Would you write out the listing verbatim and skip every picture in it?

[begin Records shown]

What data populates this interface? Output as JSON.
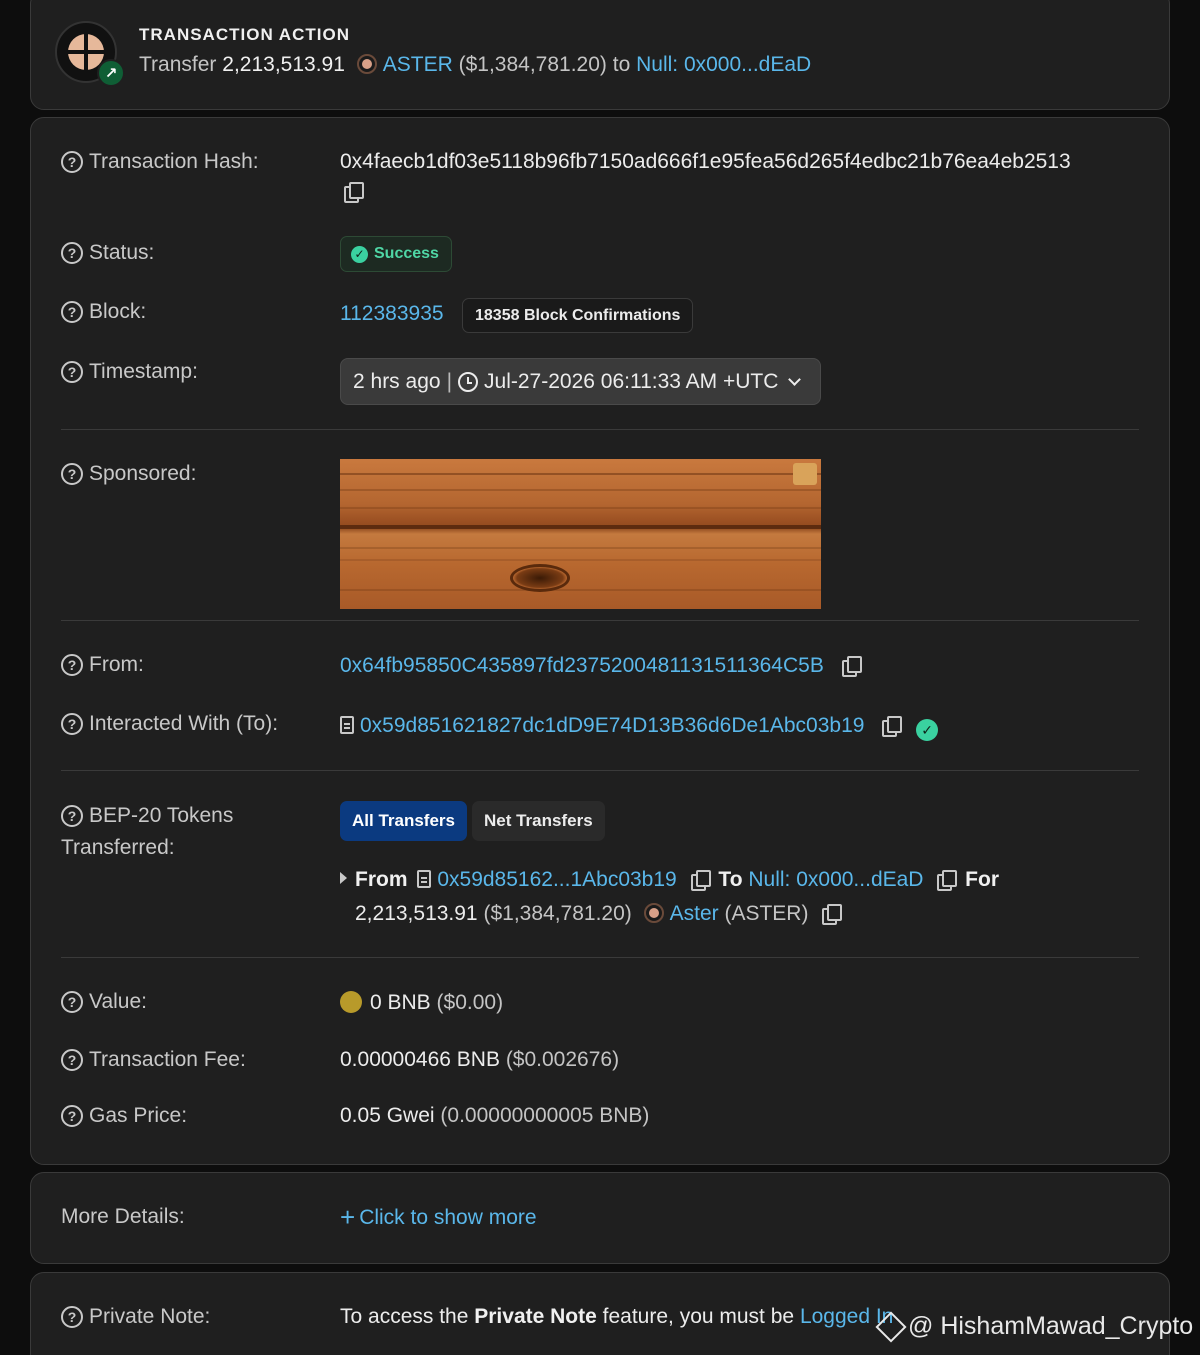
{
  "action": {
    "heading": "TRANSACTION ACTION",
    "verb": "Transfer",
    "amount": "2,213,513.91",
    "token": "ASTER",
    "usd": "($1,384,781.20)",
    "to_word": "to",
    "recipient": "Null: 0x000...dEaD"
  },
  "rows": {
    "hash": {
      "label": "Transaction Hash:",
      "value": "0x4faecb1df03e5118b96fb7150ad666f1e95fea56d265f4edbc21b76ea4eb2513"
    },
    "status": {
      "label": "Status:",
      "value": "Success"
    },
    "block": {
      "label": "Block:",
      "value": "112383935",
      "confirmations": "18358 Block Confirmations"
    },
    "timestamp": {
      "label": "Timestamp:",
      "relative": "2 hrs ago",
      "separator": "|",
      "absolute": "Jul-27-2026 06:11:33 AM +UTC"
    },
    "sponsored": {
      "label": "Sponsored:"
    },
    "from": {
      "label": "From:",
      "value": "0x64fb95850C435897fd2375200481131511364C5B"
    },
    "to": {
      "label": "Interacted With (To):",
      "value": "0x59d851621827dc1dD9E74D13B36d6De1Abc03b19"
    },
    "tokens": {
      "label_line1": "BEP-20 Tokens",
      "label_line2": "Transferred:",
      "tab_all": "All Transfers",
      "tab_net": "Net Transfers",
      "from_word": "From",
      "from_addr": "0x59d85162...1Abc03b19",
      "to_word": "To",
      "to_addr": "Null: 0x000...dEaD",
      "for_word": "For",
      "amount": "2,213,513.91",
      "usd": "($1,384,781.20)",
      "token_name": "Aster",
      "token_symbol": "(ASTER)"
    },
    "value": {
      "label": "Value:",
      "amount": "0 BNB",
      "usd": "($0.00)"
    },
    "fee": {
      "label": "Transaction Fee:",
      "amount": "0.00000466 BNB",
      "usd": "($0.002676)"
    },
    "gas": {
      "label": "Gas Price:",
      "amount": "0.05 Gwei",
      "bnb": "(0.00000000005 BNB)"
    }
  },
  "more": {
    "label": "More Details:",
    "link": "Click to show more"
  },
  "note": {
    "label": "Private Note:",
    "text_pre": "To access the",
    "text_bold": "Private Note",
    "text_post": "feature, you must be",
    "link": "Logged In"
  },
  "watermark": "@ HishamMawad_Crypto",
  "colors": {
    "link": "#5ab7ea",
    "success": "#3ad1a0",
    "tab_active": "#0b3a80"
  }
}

[end Records shown]

* Exercise answer:
What data populates this interface? Output as JSON.
{
  "action": {
    "heading": "TRANSACTION ACTION",
    "verb": "Transfer",
    "amount": "2,213,513.91",
    "token": "ASTER",
    "usd": "($1,384,781.20)",
    "to_word": "to",
    "recipient": "Null: 0x000...dEaD"
  },
  "rows": {
    "hash": {
      "label": "Transaction Hash:",
      "value": "0x4faecb1df03e5118b96fb7150ad666f1e95fea56d265f4edbc21b76ea4eb2513"
    },
    "status": {
      "label": "Status:",
      "value": "Success"
    },
    "block": {
      "label": "Block:",
      "value": "112383935",
      "confirmations": "18358 Block Confirmations"
    },
    "timestamp": {
      "label": "Timestamp:",
      "relative": "2 hrs ago",
      "separator": "|",
      "absolute": "Jul-27-2026 06:11:33 AM +UTC"
    },
    "sponsored": {
      "label": "Sponsored:"
    },
    "from": {
      "label": "From:",
      "value": "0x64fb95850C435897fd2375200481131511364C5B"
    },
    "to": {
      "label": "Interacted With (To):",
      "value": "0x59d851621827dc1dD9E74D13B36d6De1Abc03b19"
    },
    "tokens": {
      "label_line1": "BEP-20 Tokens",
      "label_line2": "Transferred:",
      "tab_all": "All Transfers",
      "tab_net": "Net Transfers",
      "from_word": "From",
      "from_addr": "0x59d85162...1Abc03b19",
      "to_word": "To",
      "to_addr": "Null: 0x000...dEaD",
      "for_word": "For",
      "amount": "2,213,513.91",
      "usd": "($1,384,781.20)",
      "token_name": "Aster",
      "token_symbol": "(ASTER)"
    },
    "value": {
      "label": "Value:",
      "amount": "0 BNB",
      "usd": "($0.00)"
    },
    "fee": {
      "label": "Transaction Fee:",
      "amount": "0.00000466 BNB",
      "usd": "($0.002676)"
    },
    "gas": {
      "label": "Gas Price:",
      "amount": "0.05 Gwei",
      "bnb": "(0.00000000005 BNB)"
    }
  },
  "more": {
    "label": "More Details:",
    "link": "Click to show more"
  },
  "note": {
    "label": "Private Note:",
    "text_pre": "To access the",
    "text_bold": "Private Note",
    "text_post": "feature, you must be",
    "link": "Logged In"
  },
  "watermark": "@ HishamMawad_Crypto",
  "colors": {
    "link": "#5ab7ea",
    "success": "#3ad1a0",
    "tab_active": "#0b3a80"
  }
}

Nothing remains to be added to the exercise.